+++ Task data +++
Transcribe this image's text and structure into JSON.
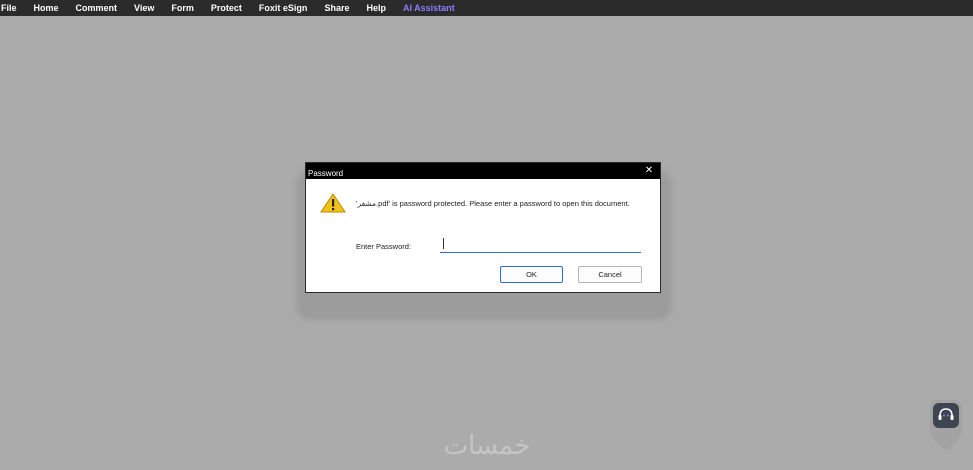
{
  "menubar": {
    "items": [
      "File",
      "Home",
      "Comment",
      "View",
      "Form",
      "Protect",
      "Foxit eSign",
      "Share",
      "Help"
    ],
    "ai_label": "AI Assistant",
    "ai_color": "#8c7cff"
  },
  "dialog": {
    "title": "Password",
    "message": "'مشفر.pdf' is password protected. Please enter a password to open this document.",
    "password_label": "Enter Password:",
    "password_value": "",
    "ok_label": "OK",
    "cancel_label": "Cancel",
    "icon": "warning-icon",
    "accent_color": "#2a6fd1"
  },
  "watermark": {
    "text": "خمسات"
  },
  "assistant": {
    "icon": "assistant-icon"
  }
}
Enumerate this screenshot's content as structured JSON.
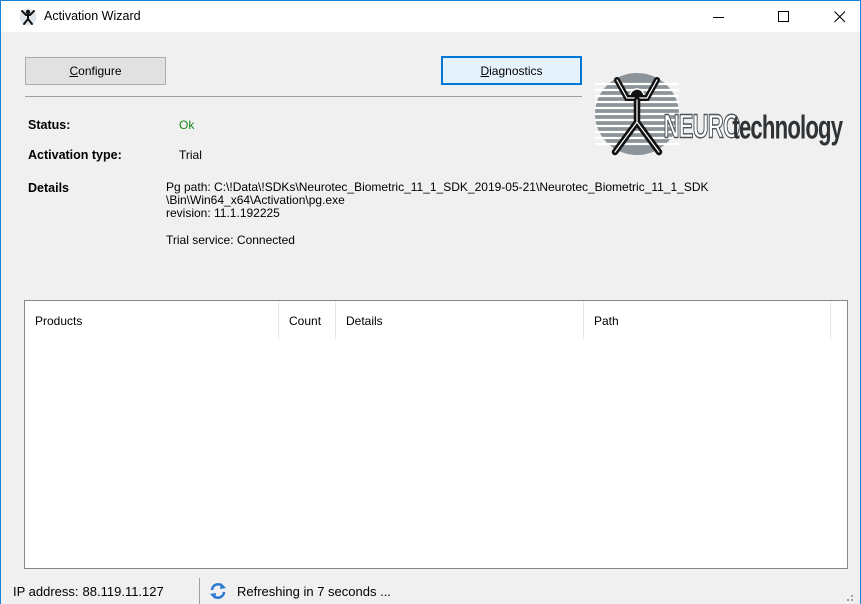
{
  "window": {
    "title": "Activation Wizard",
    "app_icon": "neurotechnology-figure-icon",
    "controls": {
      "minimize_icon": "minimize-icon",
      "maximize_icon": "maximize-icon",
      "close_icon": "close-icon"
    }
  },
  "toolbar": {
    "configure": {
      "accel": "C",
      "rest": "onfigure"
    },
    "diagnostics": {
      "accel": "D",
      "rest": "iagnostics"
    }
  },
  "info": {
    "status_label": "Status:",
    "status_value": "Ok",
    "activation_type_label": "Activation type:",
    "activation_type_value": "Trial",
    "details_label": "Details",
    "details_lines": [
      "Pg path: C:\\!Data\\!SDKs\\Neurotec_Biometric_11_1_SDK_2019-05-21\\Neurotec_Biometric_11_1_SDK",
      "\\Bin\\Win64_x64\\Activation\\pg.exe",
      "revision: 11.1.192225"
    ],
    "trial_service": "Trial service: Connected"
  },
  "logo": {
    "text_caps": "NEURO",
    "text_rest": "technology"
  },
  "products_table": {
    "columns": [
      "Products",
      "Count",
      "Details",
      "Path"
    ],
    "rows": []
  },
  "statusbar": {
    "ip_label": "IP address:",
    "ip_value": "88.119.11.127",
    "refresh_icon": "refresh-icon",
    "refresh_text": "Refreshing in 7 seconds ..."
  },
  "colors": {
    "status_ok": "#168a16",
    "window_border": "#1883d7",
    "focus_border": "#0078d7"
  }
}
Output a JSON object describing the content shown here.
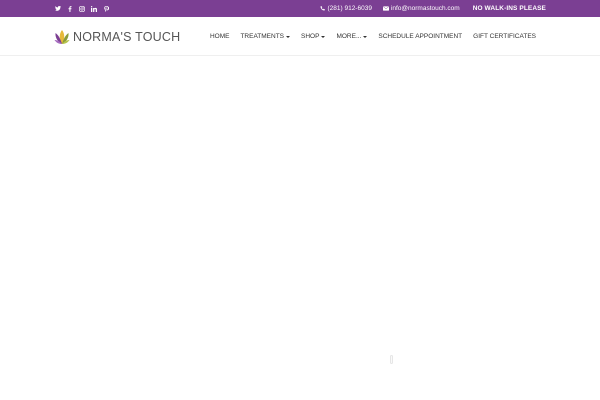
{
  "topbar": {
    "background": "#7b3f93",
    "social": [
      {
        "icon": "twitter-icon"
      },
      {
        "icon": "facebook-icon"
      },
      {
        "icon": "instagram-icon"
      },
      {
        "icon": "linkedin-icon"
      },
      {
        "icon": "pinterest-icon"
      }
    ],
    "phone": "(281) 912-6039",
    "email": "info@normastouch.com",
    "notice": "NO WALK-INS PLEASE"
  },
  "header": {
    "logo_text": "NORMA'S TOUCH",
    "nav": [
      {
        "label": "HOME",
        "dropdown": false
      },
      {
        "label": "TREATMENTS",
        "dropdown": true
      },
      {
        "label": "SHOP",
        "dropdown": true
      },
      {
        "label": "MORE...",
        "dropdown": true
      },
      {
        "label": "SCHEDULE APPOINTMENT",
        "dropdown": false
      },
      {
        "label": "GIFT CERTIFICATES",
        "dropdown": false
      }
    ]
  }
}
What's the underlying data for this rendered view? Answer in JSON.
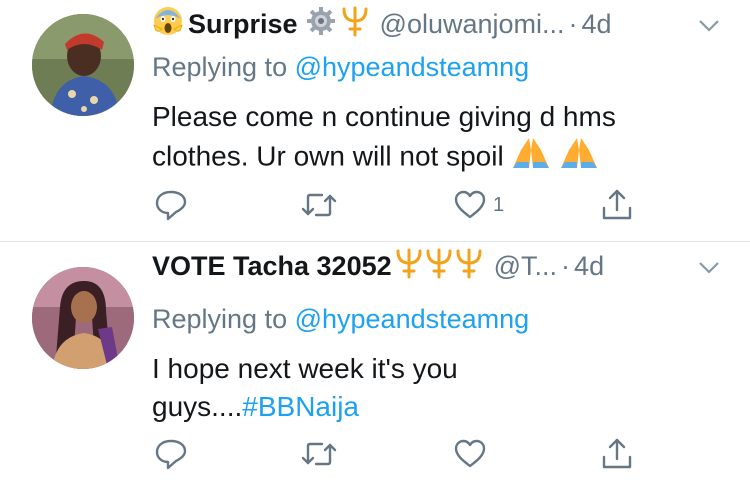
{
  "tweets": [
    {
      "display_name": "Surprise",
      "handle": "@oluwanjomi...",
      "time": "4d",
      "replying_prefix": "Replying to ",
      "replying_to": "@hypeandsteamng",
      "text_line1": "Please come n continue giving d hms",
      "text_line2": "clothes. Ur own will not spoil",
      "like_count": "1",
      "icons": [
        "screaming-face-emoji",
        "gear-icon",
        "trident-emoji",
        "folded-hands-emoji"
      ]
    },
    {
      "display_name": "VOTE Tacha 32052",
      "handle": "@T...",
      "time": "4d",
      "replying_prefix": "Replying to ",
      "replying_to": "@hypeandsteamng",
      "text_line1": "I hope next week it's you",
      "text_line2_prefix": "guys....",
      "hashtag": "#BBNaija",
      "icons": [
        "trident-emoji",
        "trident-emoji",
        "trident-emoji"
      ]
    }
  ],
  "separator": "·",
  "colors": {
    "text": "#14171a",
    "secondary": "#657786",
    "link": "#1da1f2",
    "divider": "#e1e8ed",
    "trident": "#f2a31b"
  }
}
+++
Return the entries unchanged, save for the pictures, which do not belong in the copy.

Result for this task —
Transcribe this image's text and structure into JSON.
{
  "menubar": {
    "items": [
      "File",
      "Home",
      "Comment",
      "View",
      "Form",
      "Protect",
      "Foxit eSign",
      "Share",
      "Help"
    ],
    "ai_label": "AI Assistant",
    "ai_color": "#8c7cff"
  },
  "dialog": {
    "title": "Password",
    "message": "'مشفر.pdf' is password protected. Please enter a password to open this document.",
    "password_label": "Enter Password:",
    "password_value": "",
    "ok_label": "OK",
    "cancel_label": "Cancel",
    "icon": "warning-icon",
    "accent_color": "#2a6fd1"
  },
  "watermark": {
    "text": "خمسات"
  },
  "assistant": {
    "icon": "assistant-icon"
  }
}
Enumerate this screenshot's content as structured JSON.
{
  "window": {
    "title": "Activation Wizard",
    "app_icon": "neurotechnology-figure-icon",
    "controls": {
      "minimize_icon": "minimize-icon",
      "maximize_icon": "maximize-icon",
      "close_icon": "close-icon"
    }
  },
  "toolbar": {
    "configure": {
      "accel": "C",
      "rest": "onfigure"
    },
    "diagnostics": {
      "accel": "D",
      "rest": "iagnostics"
    }
  },
  "info": {
    "status_label": "Status:",
    "status_value": "Ok",
    "activation_type_label": "Activation type:",
    "activation_type_value": "Trial",
    "details_label": "Details",
    "details_lines": [
      "Pg path: C:\\!Data\\!SDKs\\Neurotec_Biometric_11_1_SDK_2019-05-21\\Neurotec_Biometric_11_1_SDK",
      "\\Bin\\Win64_x64\\Activation\\pg.exe",
      "revision: 11.1.192225"
    ],
    "trial_service": "Trial service: Connected"
  },
  "logo": {
    "text_caps": "NEURO",
    "text_rest": "technology"
  },
  "products_table": {
    "columns": [
      "Products",
      "Count",
      "Details",
      "Path"
    ],
    "rows": []
  },
  "statusbar": {
    "ip_label": "IP address:",
    "ip_value": "88.119.11.127",
    "refresh_icon": "refresh-icon",
    "refresh_text": "Refreshing in 7 seconds ..."
  },
  "colors": {
    "status_ok": "#168a16",
    "window_border": "#1883d7",
    "focus_border": "#0078d7"
  }
}
Output a JSON object describing the content shown here.
{
  "topbar": {
    "background": "#7b3f93",
    "social": [
      {
        "icon": "twitter-icon"
      },
      {
        "icon": "facebook-icon"
      },
      {
        "icon": "instagram-icon"
      },
      {
        "icon": "linkedin-icon"
      },
      {
        "icon": "pinterest-icon"
      }
    ],
    "phone": "(281) 912-6039",
    "email": "info@normastouch.com",
    "notice": "NO WALK-INS PLEASE"
  },
  "header": {
    "logo_text": "NORMA'S TOUCH",
    "nav": [
      {
        "label": "HOME",
        "dropdown": false
      },
      {
        "label": "TREATMENTS",
        "dropdown": true
      },
      {
        "label": "SHOP",
        "dropdown": true
      },
      {
        "label": "MORE...",
        "dropdown": true
      },
      {
        "label": "SCHEDULE APPOINTMENT",
        "dropdown": false
      },
      {
        "label": "GIFT CERTIFICATES",
        "dropdown": false
      }
    ]
  }
}
What's the underlying data for this rendered view? Answer in JSON.
{
  "tweets": [
    {
      "display_name": "Surprise",
      "handle": "@oluwanjomi...",
      "time": "4d",
      "replying_prefix": "Replying to ",
      "replying_to": "@hypeandsteamng",
      "text_line1": "Please come n continue giving d hms",
      "text_line2": "clothes. Ur own will not spoil",
      "like_count": "1",
      "icons": [
        "screaming-face-emoji",
        "gear-icon",
        "trident-emoji",
        "folded-hands-emoji"
      ]
    },
    {
      "display_name": "VOTE Tacha 32052",
      "handle": "@T...",
      "time": "4d",
      "replying_prefix": "Replying to ",
      "replying_to": "@hypeandsteamng",
      "text_line1": "I hope next week it's you",
      "text_line2_prefix": "guys....",
      "hashtag": "#BBNaija",
      "icons": [
        "trident-emoji",
        "trident-emoji",
        "trident-emoji"
      ]
    }
  ],
  "separator": "·",
  "colors": {
    "text": "#14171a",
    "secondary": "#657786",
    "link": "#1da1f2",
    "divider": "#e1e8ed",
    "trident": "#f2a31b"
  }
}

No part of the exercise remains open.